Written exercise
Count, in the entries below, the lines in which "бюджете" occurs. Give the number, nothing more.

Data records
+++++

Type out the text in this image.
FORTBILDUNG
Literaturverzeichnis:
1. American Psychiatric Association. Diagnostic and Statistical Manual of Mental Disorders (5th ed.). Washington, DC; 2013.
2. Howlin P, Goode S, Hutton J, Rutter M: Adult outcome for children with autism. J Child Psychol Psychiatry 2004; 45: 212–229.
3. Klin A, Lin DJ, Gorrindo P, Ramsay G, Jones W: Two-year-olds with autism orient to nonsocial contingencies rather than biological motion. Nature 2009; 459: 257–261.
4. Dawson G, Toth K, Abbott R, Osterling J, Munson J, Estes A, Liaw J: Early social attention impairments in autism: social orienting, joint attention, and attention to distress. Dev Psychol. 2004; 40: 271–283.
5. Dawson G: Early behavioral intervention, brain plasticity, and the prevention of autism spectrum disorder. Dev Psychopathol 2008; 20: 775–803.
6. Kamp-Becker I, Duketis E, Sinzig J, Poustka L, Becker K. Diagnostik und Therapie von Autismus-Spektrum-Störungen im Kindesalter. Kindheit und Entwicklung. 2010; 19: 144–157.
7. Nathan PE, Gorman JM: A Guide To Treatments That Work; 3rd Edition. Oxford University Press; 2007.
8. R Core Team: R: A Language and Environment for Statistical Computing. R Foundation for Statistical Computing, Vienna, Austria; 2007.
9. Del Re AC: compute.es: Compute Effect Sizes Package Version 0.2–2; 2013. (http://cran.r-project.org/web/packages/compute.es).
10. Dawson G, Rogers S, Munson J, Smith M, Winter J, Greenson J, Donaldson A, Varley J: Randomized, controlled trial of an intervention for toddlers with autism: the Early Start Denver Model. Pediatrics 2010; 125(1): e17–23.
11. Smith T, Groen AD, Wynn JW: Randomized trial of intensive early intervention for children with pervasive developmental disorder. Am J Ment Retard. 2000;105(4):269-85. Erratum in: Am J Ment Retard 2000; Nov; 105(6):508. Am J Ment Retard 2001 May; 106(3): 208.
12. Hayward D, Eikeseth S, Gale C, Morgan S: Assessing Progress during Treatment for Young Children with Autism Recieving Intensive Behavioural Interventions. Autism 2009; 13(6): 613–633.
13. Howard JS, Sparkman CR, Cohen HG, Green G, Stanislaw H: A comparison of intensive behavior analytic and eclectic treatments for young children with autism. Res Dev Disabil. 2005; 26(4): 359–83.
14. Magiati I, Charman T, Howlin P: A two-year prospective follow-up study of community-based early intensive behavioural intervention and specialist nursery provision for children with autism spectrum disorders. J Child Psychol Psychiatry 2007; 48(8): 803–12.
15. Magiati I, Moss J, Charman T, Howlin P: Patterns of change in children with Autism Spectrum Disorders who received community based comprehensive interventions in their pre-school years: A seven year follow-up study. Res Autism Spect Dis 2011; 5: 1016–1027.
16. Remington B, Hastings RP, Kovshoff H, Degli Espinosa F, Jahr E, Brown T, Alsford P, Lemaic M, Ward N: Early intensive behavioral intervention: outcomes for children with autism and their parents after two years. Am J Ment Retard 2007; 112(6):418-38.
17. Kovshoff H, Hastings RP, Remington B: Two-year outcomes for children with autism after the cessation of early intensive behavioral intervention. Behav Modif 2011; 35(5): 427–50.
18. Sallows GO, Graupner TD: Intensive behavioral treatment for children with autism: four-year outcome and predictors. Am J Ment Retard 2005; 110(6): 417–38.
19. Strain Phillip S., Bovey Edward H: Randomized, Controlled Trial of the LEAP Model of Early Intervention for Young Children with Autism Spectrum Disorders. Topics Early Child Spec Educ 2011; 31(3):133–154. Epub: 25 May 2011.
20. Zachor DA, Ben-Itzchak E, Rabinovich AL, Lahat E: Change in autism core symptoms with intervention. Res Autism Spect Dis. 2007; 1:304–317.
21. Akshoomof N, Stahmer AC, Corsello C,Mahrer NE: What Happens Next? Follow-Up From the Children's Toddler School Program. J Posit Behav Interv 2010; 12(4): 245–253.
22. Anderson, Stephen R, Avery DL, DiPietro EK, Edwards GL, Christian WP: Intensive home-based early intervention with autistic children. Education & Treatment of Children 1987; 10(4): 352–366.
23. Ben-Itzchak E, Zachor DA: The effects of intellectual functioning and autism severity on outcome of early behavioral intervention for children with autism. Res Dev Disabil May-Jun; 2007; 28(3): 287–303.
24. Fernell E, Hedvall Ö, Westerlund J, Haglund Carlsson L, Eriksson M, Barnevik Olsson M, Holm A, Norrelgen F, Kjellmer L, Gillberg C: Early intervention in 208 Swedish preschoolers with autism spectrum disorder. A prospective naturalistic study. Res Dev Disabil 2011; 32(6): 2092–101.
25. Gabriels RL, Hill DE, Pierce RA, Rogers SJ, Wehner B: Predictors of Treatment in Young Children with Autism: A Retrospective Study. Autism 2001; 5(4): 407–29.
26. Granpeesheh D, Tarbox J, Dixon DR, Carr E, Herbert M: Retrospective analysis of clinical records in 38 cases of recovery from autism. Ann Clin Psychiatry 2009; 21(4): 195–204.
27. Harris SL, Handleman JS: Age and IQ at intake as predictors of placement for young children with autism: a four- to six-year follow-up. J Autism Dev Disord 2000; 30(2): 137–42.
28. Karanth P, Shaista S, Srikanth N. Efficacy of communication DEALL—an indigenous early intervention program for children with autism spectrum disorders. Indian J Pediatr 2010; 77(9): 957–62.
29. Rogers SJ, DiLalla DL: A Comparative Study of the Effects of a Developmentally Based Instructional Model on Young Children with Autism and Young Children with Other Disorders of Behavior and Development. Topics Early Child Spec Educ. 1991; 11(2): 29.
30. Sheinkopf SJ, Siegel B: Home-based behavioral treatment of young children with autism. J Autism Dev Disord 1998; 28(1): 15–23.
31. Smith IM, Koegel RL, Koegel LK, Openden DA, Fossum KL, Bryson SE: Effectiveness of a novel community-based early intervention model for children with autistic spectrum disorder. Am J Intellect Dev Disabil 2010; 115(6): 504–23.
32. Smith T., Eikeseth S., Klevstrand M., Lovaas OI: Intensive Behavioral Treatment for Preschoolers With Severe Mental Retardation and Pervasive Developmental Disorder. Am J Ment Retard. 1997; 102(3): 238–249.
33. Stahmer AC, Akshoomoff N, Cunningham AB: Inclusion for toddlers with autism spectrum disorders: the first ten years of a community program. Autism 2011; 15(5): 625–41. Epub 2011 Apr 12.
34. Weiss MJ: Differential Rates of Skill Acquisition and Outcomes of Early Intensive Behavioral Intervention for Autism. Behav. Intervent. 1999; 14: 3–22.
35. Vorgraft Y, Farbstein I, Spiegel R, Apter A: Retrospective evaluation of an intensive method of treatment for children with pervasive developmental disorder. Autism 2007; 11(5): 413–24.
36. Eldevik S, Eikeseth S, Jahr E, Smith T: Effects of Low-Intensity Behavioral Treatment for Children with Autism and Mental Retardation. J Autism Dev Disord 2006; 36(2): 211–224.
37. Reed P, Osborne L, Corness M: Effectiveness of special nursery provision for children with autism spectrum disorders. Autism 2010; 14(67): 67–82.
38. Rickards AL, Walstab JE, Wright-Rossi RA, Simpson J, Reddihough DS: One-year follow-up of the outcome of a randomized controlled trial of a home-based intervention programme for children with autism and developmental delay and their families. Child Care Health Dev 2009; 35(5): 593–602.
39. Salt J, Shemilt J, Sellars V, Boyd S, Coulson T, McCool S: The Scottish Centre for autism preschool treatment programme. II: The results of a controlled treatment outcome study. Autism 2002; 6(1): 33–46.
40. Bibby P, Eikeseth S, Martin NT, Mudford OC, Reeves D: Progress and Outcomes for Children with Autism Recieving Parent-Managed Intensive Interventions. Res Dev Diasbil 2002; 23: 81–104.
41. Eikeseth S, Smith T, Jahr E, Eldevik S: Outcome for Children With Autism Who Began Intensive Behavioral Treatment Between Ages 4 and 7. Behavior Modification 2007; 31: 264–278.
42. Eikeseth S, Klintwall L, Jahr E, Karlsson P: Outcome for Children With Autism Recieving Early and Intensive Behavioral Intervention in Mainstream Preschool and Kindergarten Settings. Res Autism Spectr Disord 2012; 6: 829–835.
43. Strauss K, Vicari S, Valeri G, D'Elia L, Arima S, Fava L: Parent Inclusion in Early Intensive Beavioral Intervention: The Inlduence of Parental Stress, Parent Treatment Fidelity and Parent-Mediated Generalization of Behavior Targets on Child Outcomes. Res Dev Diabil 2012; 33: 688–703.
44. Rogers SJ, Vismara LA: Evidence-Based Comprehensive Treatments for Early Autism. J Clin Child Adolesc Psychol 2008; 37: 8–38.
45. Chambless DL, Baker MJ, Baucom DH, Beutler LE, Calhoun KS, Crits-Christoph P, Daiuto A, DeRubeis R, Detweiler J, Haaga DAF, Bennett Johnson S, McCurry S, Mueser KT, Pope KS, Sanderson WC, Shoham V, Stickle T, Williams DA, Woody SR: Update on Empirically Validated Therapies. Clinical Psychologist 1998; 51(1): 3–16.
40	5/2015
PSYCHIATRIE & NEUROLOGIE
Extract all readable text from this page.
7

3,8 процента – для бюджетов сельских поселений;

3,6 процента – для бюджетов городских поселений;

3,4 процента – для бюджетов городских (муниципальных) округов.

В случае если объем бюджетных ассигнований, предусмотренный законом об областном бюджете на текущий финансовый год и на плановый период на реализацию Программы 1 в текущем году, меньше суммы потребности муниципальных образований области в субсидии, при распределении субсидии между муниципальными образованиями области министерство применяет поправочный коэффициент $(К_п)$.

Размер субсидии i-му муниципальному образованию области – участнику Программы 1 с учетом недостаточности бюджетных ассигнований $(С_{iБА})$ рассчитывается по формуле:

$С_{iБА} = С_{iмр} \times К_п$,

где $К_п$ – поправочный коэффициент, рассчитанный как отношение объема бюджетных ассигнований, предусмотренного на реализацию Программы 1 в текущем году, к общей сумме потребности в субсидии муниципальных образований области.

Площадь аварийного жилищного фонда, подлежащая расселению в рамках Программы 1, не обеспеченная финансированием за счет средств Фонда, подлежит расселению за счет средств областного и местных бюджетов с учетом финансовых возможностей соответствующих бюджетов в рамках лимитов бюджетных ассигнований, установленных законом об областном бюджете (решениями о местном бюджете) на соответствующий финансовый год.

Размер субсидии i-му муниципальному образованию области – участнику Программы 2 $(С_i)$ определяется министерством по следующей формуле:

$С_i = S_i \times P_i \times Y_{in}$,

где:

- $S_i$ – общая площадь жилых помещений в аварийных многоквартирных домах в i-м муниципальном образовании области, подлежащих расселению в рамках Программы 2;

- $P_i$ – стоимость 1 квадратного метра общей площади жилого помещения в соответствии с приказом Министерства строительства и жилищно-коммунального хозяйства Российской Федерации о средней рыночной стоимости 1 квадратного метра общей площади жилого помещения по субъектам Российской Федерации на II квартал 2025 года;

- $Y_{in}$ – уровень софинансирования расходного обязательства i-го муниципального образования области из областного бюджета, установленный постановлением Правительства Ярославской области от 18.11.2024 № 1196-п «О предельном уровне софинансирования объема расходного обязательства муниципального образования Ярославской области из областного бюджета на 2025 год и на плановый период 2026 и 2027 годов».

+++++

In response
2